Transcribe the material word for word, but without the images.
## Begin MATERIALS PROVIDED
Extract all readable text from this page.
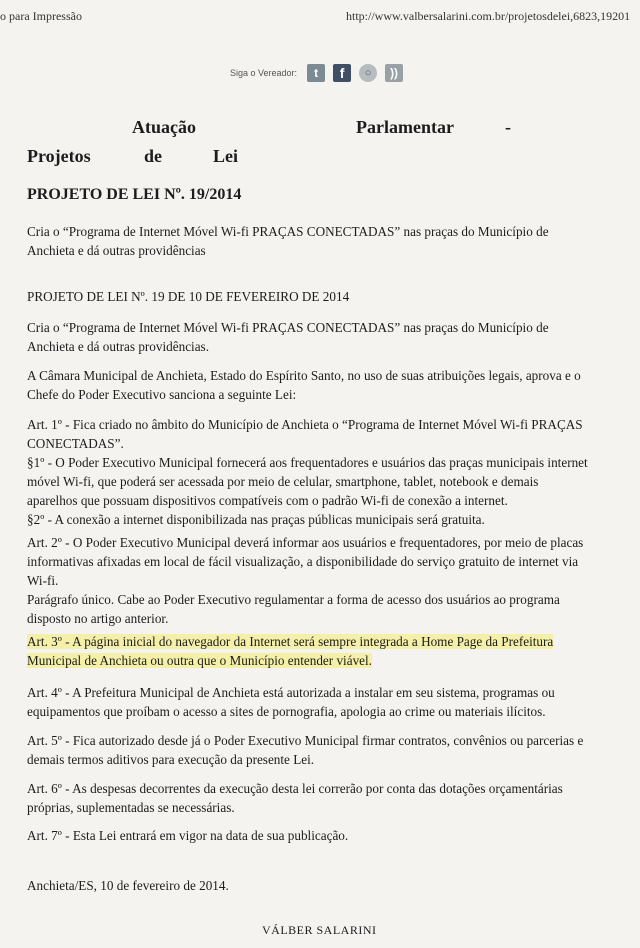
o para Impressão	http://www.valbersalarini.com.br/projetosdelei,6823,19201
Siga o Vereador:	t	f	○	))
Atuação	Parlamentar	-
Projetos	de	Lei
PROJETO DE LEI Nº. 19/2014
Cria o “Programa de Internet Móvel Wi-fi PRAÇAS CONECTADAS” nas praças do Município de
Anchieta e dá outras providências
PROJETO DE LEI Nº. 19 DE 10 DE FEVEREIRO DE 2014
Cria o “Programa de Internet Móvel Wi-fi PRAÇAS CONECTADAS” nas praças do Município de
Anchieta e dá outras providências.
A Câmara Municipal de Anchieta, Estado do Espírito Santo, no uso de suas atribuições legais, aprova e o
Chefe do Poder Executivo sanciona a seguinte Lei:
Art. 1º - Fica criado no âmbito do Município de Anchieta o “Programa de Internet Móvel Wi-fi PRAÇAS
CONECTADAS”.
§1º - O Poder Executivo Municipal fornecerá aos frequentadores e usuários das praças municipais internet
móvel Wi-fi, que poderá ser acessada por meio de celular, smartphone, tablet, notebook e demais
aparelhos que possuam dispositivos compatíveis com o padrão Wi-fi de conexão a internet.
§2º - A conexão a internet disponibilizada nas praças públicas municipais será gratuita.
Art. 2º - O Poder Executivo Municipal deverá informar aos usuários e frequentadores, por meio de placas
informativas afixadas em local de fácil visualização, a disponibilidade do serviço gratuito de internet via
Wi-fi.
Parágrafo único. Cabe ao Poder Executivo regulamentar a forma de acesso dos usuários ao programa
disposto no artigo anterior.
Art. 3º - A página inicial do navegador da Internet será sempre integrada a Home Page da Prefeitura
Municipal de Anchieta ou outra que o Município entender viável.
Art. 4º - A Prefeitura Municipal de Anchieta está autorizada a instalar em seu sistema, programas ou
equipamentos que proíbam o acesso a sites de pornografia, apologia ao crime ou materiais ilícitos.
Art. 5º - Fica autorizado desde já o Poder Executivo Municipal firmar contratos, convênios ou parcerias e
demais termos aditivos para execução da presente Lei.
Art. 6º - As despesas decorrentes da execução desta lei correrão por conta das dotações orçamentárias
próprias, suplementadas se necessárias.
Art. 7º - Esta Lei entrará em vigor na data de sua publicação.
Anchieta/ES, 10 de fevereiro de 2014.
VÁLBER SALARINI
## End MATERIALS PROVIDED
■ TASK SOLUTION:
Extract all readable text from this page.
o para Impressão	http://www.valbersalarini.com.br/projetosdelei,6823,19201
Siga o Vereador:	t	f	○	))
Atuação	Parlamentar	-
Projetos	de	Lei
PROJETO DE LEI Nº. 19/2014
Cria o “Programa de Internet Móvel Wi-fi PRAÇAS CONECTADAS” nas praças do Município de
Anchieta e dá outras providências
PROJETO DE LEI Nº. 19 DE 10 DE FEVEREIRO DE 2014
Cria o “Programa de Internet Móvel Wi-fi PRAÇAS CONECTADAS” nas praças do Município de
Anchieta e dá outras providências.
A Câmara Municipal de Anchieta, Estado do Espírito Santo, no uso de suas atribuições legais, aprova e o
Chefe do Poder Executivo sanciona a seguinte Lei:
Art. 1º - Fica criado no âmbito do Município de Anchieta o “Programa de Internet Móvel Wi-fi PRAÇAS
CONECTADAS”.
§1º - O Poder Executivo Municipal fornecerá aos frequentadores e usuários das praças municipais internet
móvel Wi-fi, que poderá ser acessada por meio de celular, smartphone, tablet, notebook e demais
aparelhos que possuam dispositivos compatíveis com o padrão Wi-fi de conexão a internet.
§2º - A conexão a internet disponibilizada nas praças públicas municipais será gratuita.
Art. 2º - O Poder Executivo Municipal deverá informar aos usuários e frequentadores, por meio de placas
informativas afixadas em local de fácil visualização, a disponibilidade do serviço gratuito de internet via
Wi-fi.
Parágrafo único. Cabe ao Poder Executivo regulamentar a forma de acesso dos usuários ao programa
disposto no artigo anterior.
Art. 3º - A página inicial do navegador da Internet será sempre integrada a Home Page da Prefeitura
Municipal de Anchieta ou outra que o Município entender viável.
Art. 4º - A Prefeitura Municipal de Anchieta está autorizada a instalar em seu sistema, programas ou
equipamentos que proíbam o acesso a sites de pornografia, apologia ao crime ou materiais ilícitos.
Art. 5º - Fica autorizado desde já o Poder Executivo Municipal firmar contratos, convênios ou parcerias e
demais termos aditivos para execução da presente Lei.
Art. 6º - As despesas decorrentes da execução desta lei correrão por conta das dotações orçamentárias
próprias, suplementadas se necessárias.
Art. 7º - Esta Lei entrará em vigor na data de sua publicação.
Anchieta/ES, 10 de fevereiro de 2014.
VÁLBER SALARINI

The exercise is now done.